> Stated task: Without the pictures, copy all the entries below exactly.

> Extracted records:
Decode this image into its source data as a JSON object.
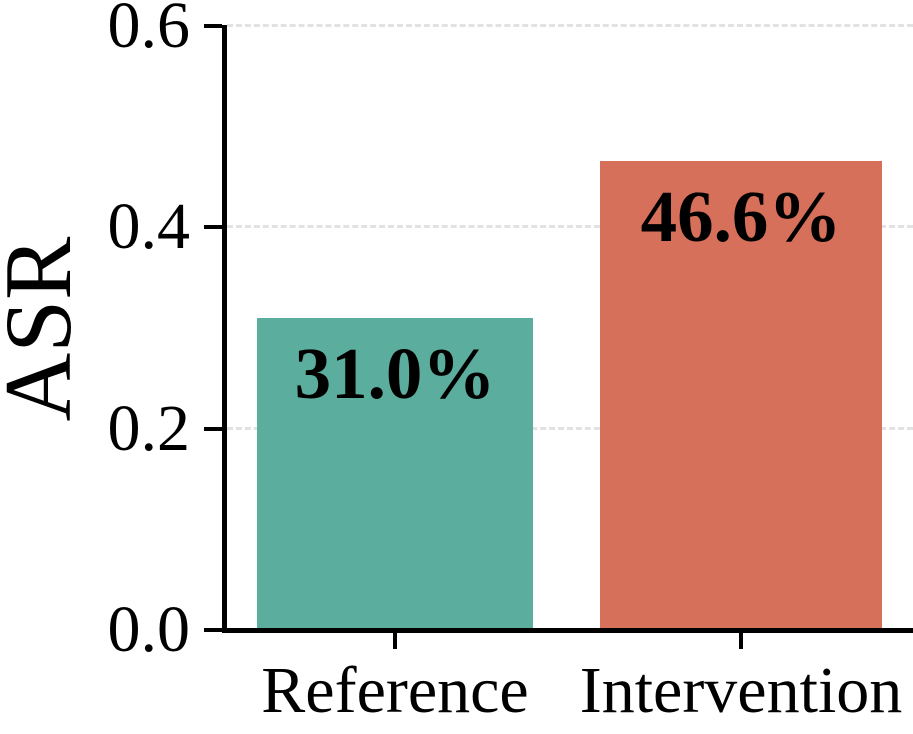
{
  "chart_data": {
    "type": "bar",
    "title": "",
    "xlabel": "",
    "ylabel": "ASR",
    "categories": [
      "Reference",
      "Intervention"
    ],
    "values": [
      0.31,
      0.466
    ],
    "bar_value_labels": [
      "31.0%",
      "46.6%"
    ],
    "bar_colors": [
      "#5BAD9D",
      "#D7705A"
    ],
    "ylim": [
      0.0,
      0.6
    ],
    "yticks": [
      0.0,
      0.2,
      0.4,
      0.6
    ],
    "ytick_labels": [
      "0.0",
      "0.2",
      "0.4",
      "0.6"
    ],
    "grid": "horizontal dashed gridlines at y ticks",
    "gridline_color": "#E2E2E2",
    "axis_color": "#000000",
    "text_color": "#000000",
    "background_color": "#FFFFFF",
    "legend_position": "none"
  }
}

> Answer to the task:
Decode this image into its source data as a JSON object.
{
  "chart_data": {
    "type": "bar",
    "title": "",
    "xlabel": "",
    "ylabel": "ASR",
    "categories": [
      "Reference",
      "Intervention"
    ],
    "values": [
      0.31,
      0.466
    ],
    "bar_value_labels": [
      "31.0%",
      "46.6%"
    ],
    "bar_colors": [
      "#5BAD9D",
      "#D7705A"
    ],
    "ylim": [
      0.0,
      0.6
    ],
    "yticks": [
      0.0,
      0.2,
      0.4,
      0.6
    ],
    "ytick_labels": [
      "0.0",
      "0.2",
      "0.4",
      "0.6"
    ],
    "grid": "horizontal dashed gridlines at y ticks",
    "gridline_color": "#E2E2E2",
    "axis_color": "#000000",
    "text_color": "#000000",
    "background_color": "#FFFFFF",
    "legend_position": "none"
  }
}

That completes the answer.